GIVEN INSTRUCTION: Copy each line below exactly and leave the pictures out.

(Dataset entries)
-.-.-
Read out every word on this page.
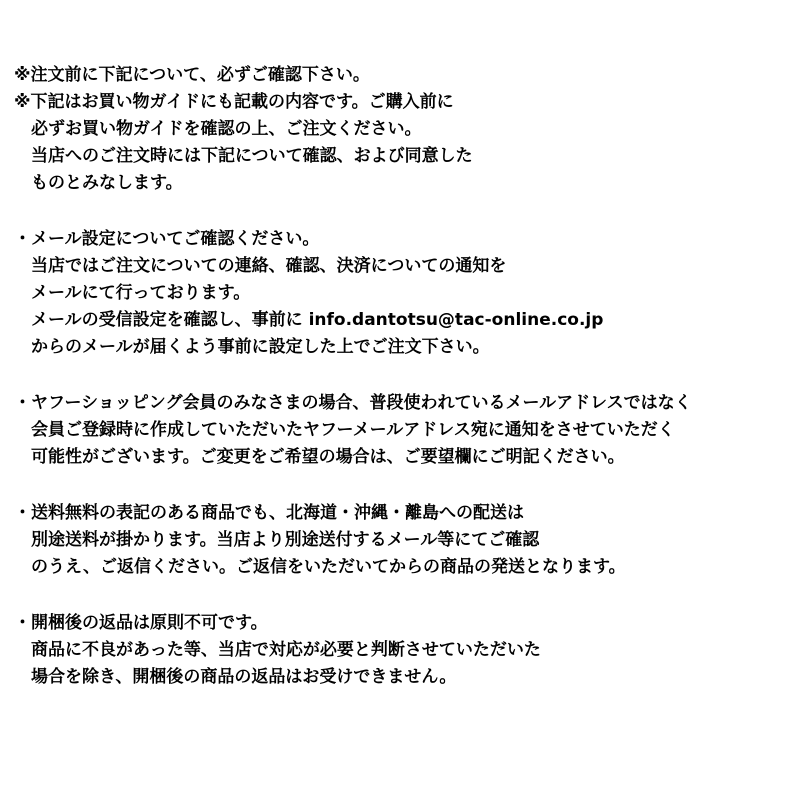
※注文前に下記について、必ずご確認下さい。
※下記はお買い物ガイドにも記載の内容です。ご購入前に
必ずお買い物ガイドを確認の上、ご注文ください。
当店へのご注文時には下記について確認、および同意した
ものとみなします。
・メール設定についてご確認ください。
当店ではご注文についての連絡、確認、決済についての通知を
メールにて行っております。
メールの受信設定を確認し、事前に info.dantotsu@tac-online.co.jp
からのメールが届くよう事前に設定した上でご注文下さい。
・ヤフーショッピング会員のみなさまの場合、普段使われているメールアドレスではなく
会員ご登録時に作成していただいたヤフーメールアドレス宛に通知をさせていただく
可能性がございます。ご変更をご希望の場合は、ご要望欄にご明記ください。
・送料無料の表記のある商品でも、北海道・沖縄・離島への配送は
別途送料が掛かります。当店より別途送付するメール等にてご確認
のうえ、ご返信ください。ご返信をいただいてからの商品の発送となります。
・開梱後の返品は原則不可です。
商品に不良があった等、当店で対応が必要と判断させていただいた
場合を除き、開梱後の商品の返品はお受けできません。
-.-.-
TASK ANSWER:
Read out every word on this page.
※注文前に下記について、必ずご確認下さい。
※下記はお買い物ガイドにも記載の内容です。ご購入前に
必ずお買い物ガイドを確認の上、ご注文ください。
当店へのご注文時には下記について確認、および同意した
ものとみなします。
・メール設定についてご確認ください。
当店ではご注文についての連絡、確認、決済についての通知を
メールにて行っております。
メールの受信設定を確認し、事前に info.dantotsu@tac-online.co.jp
からのメールが届くよう事前に設定した上でご注文下さい。
・ヤフーショッピング会員のみなさまの場合、普段使われているメールアドレスではなく
会員ご登録時に作成していただいたヤフーメールアドレス宛に通知をさせていただく
可能性がございます。ご変更をご希望の場合は、ご要望欄にご明記ください。
・送料無料の表記のある商品でも、北海道・沖縄・離島への配送は
別途送料が掛かります。当店より別途送付するメール等にてご確認
のうえ、ご返信ください。ご返信をいただいてからの商品の発送となります。
・開梱後の返品は原則不可です。
商品に不良があった等、当店で対応が必要と判断させていただいた
場合を除き、開梱後の商品の返品はお受けできません。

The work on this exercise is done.